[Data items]
· · · ·
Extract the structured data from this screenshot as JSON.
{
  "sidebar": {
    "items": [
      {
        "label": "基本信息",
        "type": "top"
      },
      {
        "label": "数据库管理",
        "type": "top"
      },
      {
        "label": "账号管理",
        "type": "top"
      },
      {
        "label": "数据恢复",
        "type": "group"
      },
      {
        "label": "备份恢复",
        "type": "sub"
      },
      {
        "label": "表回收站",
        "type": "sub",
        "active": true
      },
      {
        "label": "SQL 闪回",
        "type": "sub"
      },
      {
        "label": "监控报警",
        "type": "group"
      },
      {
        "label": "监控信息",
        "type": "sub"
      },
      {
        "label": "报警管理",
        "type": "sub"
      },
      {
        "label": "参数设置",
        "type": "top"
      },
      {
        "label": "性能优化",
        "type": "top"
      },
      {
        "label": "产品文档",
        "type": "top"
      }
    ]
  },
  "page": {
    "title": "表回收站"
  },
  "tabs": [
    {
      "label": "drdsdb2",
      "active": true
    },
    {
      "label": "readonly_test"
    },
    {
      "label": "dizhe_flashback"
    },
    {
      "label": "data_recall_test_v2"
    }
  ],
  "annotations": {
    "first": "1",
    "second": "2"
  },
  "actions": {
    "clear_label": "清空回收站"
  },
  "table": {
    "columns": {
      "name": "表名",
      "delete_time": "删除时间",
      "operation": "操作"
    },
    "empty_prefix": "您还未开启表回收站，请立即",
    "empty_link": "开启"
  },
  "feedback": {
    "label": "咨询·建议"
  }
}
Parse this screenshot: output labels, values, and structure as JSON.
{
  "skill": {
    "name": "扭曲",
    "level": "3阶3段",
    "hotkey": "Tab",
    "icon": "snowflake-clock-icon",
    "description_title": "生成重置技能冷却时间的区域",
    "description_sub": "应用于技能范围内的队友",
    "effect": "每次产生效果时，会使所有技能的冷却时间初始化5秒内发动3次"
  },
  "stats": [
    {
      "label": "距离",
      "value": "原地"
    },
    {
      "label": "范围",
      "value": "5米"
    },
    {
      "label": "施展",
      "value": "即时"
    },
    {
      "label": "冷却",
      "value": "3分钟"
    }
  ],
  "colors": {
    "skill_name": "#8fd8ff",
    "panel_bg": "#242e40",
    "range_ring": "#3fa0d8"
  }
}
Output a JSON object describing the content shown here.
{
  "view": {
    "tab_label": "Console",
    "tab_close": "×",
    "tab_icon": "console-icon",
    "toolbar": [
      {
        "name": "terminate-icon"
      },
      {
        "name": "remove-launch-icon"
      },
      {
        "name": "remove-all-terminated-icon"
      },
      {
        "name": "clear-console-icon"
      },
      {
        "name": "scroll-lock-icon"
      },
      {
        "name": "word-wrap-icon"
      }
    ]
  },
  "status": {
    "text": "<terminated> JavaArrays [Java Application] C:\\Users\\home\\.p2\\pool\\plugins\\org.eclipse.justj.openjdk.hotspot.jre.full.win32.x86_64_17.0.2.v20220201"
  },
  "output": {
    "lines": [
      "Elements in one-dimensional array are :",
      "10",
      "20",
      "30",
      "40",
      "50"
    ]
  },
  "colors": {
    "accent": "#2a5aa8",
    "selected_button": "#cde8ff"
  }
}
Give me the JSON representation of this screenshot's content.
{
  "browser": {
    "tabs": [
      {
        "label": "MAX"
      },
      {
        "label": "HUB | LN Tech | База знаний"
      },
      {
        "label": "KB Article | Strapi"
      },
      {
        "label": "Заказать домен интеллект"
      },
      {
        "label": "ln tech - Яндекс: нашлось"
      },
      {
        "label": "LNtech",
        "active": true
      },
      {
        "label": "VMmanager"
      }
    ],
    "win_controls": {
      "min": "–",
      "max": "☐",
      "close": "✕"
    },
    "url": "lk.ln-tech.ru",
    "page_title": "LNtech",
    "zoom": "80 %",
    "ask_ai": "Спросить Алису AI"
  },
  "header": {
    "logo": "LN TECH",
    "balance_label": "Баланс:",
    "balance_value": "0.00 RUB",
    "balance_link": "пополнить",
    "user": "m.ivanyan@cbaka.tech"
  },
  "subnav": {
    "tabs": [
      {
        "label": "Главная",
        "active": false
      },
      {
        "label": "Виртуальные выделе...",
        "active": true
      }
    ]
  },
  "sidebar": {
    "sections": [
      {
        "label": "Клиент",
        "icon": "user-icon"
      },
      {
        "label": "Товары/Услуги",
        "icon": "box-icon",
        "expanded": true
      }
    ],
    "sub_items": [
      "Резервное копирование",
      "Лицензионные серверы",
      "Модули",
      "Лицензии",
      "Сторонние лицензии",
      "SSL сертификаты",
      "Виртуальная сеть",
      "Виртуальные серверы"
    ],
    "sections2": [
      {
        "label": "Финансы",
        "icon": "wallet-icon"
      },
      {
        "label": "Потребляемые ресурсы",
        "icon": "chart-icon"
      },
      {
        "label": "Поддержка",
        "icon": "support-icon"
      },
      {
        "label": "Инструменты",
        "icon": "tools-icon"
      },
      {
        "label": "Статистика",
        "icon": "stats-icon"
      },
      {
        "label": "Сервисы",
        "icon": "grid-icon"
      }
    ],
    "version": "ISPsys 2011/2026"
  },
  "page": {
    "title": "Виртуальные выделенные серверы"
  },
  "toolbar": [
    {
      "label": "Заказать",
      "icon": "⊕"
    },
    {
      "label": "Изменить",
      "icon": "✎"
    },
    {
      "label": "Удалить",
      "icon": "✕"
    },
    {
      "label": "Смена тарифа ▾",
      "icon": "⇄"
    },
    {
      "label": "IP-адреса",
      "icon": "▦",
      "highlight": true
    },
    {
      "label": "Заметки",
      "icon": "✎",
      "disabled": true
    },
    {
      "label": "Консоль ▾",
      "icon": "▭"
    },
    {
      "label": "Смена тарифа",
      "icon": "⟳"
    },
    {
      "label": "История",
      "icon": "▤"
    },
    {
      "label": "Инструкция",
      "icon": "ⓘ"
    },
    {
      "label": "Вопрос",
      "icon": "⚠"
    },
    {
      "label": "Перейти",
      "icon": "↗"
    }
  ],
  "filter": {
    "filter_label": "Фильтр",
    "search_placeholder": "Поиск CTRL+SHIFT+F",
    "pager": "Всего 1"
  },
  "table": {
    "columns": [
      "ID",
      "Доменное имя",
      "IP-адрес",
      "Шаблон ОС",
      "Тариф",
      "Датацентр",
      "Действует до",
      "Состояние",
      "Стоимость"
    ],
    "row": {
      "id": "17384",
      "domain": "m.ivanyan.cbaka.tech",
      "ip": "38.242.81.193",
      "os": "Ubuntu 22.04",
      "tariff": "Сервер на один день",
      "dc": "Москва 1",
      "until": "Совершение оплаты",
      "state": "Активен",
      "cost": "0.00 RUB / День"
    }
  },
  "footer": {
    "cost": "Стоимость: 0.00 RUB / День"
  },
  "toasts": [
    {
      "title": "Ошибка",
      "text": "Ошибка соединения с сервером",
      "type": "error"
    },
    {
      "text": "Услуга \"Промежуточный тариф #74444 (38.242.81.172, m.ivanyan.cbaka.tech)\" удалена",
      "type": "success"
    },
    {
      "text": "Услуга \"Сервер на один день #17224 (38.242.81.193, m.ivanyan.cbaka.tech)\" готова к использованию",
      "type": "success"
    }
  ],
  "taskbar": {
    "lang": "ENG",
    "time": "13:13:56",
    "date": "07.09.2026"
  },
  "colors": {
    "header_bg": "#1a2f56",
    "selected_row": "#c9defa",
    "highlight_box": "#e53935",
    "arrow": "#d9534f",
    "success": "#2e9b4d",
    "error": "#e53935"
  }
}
· · · ·
§ **What you should do**
Every line of the data above should be copied exactly.

§ **Completed task**
Extract the structured data from this screenshot as JSON.
{
  "sidebar": {
    "items": [
      {
        "label": "基本信息",
        "type": "top"
      },
      {
        "label": "数据库管理",
        "type": "top"
      },
      {
        "label": "账号管理",
        "type": "top"
      },
      {
        "label": "数据恢复",
        "type": "group"
      },
      {
        "label": "备份恢复",
        "type": "sub"
      },
      {
        "label": "表回收站",
        "type": "sub",
        "active": true
      },
      {
        "label": "SQL 闪回",
        "type": "sub"
      },
      {
        "label": "监控报警",
        "type": "group"
      },
      {
        "label": "监控信息",
        "type": "sub"
      },
      {
        "label": "报警管理",
        "type": "sub"
      },
      {
        "label": "参数设置",
        "type": "top"
      },
      {
        "label": "性能优化",
        "type": "top"
      },
      {
        "label": "产品文档",
        "type": "top"
      }
    ]
  },
  "page": {
    "title": "表回收站"
  },
  "tabs": [
    {
      "label": "drdsdb2",
      "active": true
    },
    {
      "label": "readonly_test"
    },
    {
      "label": "dizhe_flashback"
    },
    {
      "label": "data_recall_test_v2"
    }
  ],
  "annotations": {
    "first": "1",
    "second": "2"
  },
  "actions": {
    "clear_label": "清空回收站"
  },
  "table": {
    "columns": {
      "name": "表名",
      "delete_time": "删除时间",
      "operation": "操作"
    },
    "empty_prefix": "您还未开启表回收站，请立即",
    "empty_link": "开启"
  },
  "feedback": {
    "label": "咨询·建议"
  }
}
Parse this screenshot: output labels, values, and structure as JSON.
{
  "skill": {
    "name": "扭曲",
    "level": "3阶3段",
    "hotkey": "Tab",
    "icon": "snowflake-clock-icon",
    "description_title": "生成重置技能冷却时间的区域",
    "description_sub": "应用于技能范围内的队友",
    "effect": "每次产生效果时，会使所有技能的冷却时间初始化5秒内发动3次"
  },
  "stats": [
    {
      "label": "距离",
      "value": "原地"
    },
    {
      "label": "范围",
      "value": "5米"
    },
    {
      "label": "施展",
      "value": "即时"
    },
    {
      "label": "冷却",
      "value": "3分钟"
    }
  ],
  "colors": {
    "skill_name": "#8fd8ff",
    "panel_bg": "#242e40",
    "range_ring": "#3fa0d8"
  }
}
Output a JSON object describing the content shown here.
{
  "view": {
    "tab_label": "Console",
    "tab_close": "×",
    "tab_icon": "console-icon",
    "toolbar": [
      {
        "name": "terminate-icon"
      },
      {
        "name": "remove-launch-icon"
      },
      {
        "name": "remove-all-terminated-icon"
      },
      {
        "name": "clear-console-icon"
      },
      {
        "name": "scroll-lock-icon"
      },
      {
        "name": "word-wrap-icon"
      }
    ]
  },
  "status": {
    "text": "<terminated> JavaArrays [Java Application] C:\\Users\\home\\.p2\\pool\\plugins\\org.eclipse.justj.openjdk.hotspot.jre.full.win32.x86_64_17.0.2.v20220201"
  },
  "output": {
    "lines": [
      "Elements in one-dimensional array are :",
      "10",
      "20",
      "30",
      "40",
      "50"
    ]
  },
  "colors": {
    "accent": "#2a5aa8",
    "selected_button": "#cde8ff"
  }
}
Give me the JSON representation of this screenshot's content.
{
  "browser": {
    "tabs": [
      {
        "label": "MAX"
      },
      {
        "label": "HUB | LN Tech | База знаний"
      },
      {
        "label": "KB Article | Strapi"
      },
      {
        "label": "Заказать домен интеллект"
      },
      {
        "label": "ln tech - Яндекс: нашлось"
      },
      {
        "label": "LNtech",
        "active": true
      },
      {
        "label": "VMmanager"
      }
    ],
    "win_controls": {
      "min": "–",
      "max": "☐",
      "close": "✕"
    },
    "url": "lk.ln-tech.ru",
    "page_title": "LNtech",
    "zoom": "80 %",
    "ask_ai": "Спросить Алису AI"
  },
  "header": {
    "logo": "LN TECH",
    "balance_label": "Баланс:",
    "balance_value": "0.00 RUB",
    "balance_link": "пополнить",
    "user": "m.ivanyan@cbaka.tech"
  },
  "subnav": {
    "tabs": [
      {
        "label": "Главная",
        "active": false
      },
      {
        "label": "Виртуальные выделе...",
        "active": true
      }
    ]
  },
  "sidebar": {
    "sections": [
      {
        "label": "Клиент",
        "icon": "user-icon"
      },
      {
        "label": "Товары/Услуги",
        "icon": "box-icon",
        "expanded": true
      }
    ],
    "sub_items": [
      "Резервное копирование",
      "Лицензионные серверы",
      "Модули",
      "Лицензии",
      "Сторонние лицензии",
      "SSL сертификаты",
      "Виртуальная сеть",
      "Виртуальные серверы"
    ],
    "sections2": [
      {
        "label": "Финансы",
        "icon": "wallet-icon"
      },
      {
        "label": "Потребляемые ресурсы",
        "icon": "chart-icon"
      },
      {
        "label": "Поддержка",
        "icon": "support-icon"
      },
      {
        "label": "Инструменты",
        "icon": "tools-icon"
      },
      {
        "label": "Статистика",
        "icon": "stats-icon"
      },
      {
        "label": "Сервисы",
        "icon": "grid-icon"
      }
    ],
    "version": "ISPsys 2011/2026"
  },
  "page": {
    "title": "Виртуальные выделенные серверы"
  },
  "toolbar": [
    {
      "label": "Заказать",
      "icon": "⊕"
    },
    {
      "label": "Изменить",
      "icon": "✎"
    },
    {
      "label": "Удалить",
      "icon": "✕"
    },
    {
      "label": "Смена тарифа ▾",
      "icon": "⇄"
    },
    {
      "label": "IP-адреса",
      "icon": "▦",
      "highlight": true
    },
    {
      "label": "Заметки",
      "icon": "✎",
      "disabled": true
    },
    {
      "label": "Консоль ▾",
      "icon": "▭"
    },
    {
      "label": "Смена тарифа",
      "icon": "⟳"
    },
    {
      "label": "История",
      "icon": "▤"
    },
    {
      "label": "Инструкция",
      "icon": "ⓘ"
    },
    {
      "label": "Вопрос",
      "icon": "⚠"
    },
    {
      "label": "Перейти",
      "icon": "↗"
    }
  ],
  "filter": {
    "filter_label": "Фильтр",
    "search_placeholder": "Поиск CTRL+SHIFT+F",
    "pager": "Всего 1"
  },
  "table": {
    "columns": [
      "ID",
      "Доменное имя",
      "IP-адрес",
      "Шаблон ОС",
      "Тариф",
      "Датацентр",
      "Действует до",
      "Состояние",
      "Стоимость"
    ],
    "row": {
      "id": "17384",
      "domain": "m.ivanyan.cbaka.tech",
      "ip": "38.242.81.193",
      "os": "Ubuntu 22.04",
      "tariff": "Сервер на один день",
      "dc": "Москва 1",
      "until": "Совершение оплаты",
      "state": "Активен",
      "cost": "0.00 RUB / День"
    }
  },
  "footer": {
    "cost": "Стоимость: 0.00 RUB / День"
  },
  "toasts": [
    {
      "title": "Ошибка",
      "text": "Ошибка соединения с сервером",
      "type": "error"
    },
    {
      "text": "Услуга \"Промежуточный тариф #74444 (38.242.81.172, m.ivanyan.cbaka.tech)\" удалена",
      "type": "success"
    },
    {
      "text": "Услуга \"Сервер на один день #17224 (38.242.81.193, m.ivanyan.cbaka.tech)\" готова к использованию",
      "type": "success"
    }
  ],
  "taskbar": {
    "lang": "ENG",
    "time": "13:13:56",
    "date": "07.09.2026"
  },
  "colors": {
    "header_bg": "#1a2f56",
    "selected_row": "#c9defa",
    "highlight_box": "#e53935",
    "arrow": "#d9534f",
    "success": "#2e9b4d",
    "error": "#e53935"
  }
}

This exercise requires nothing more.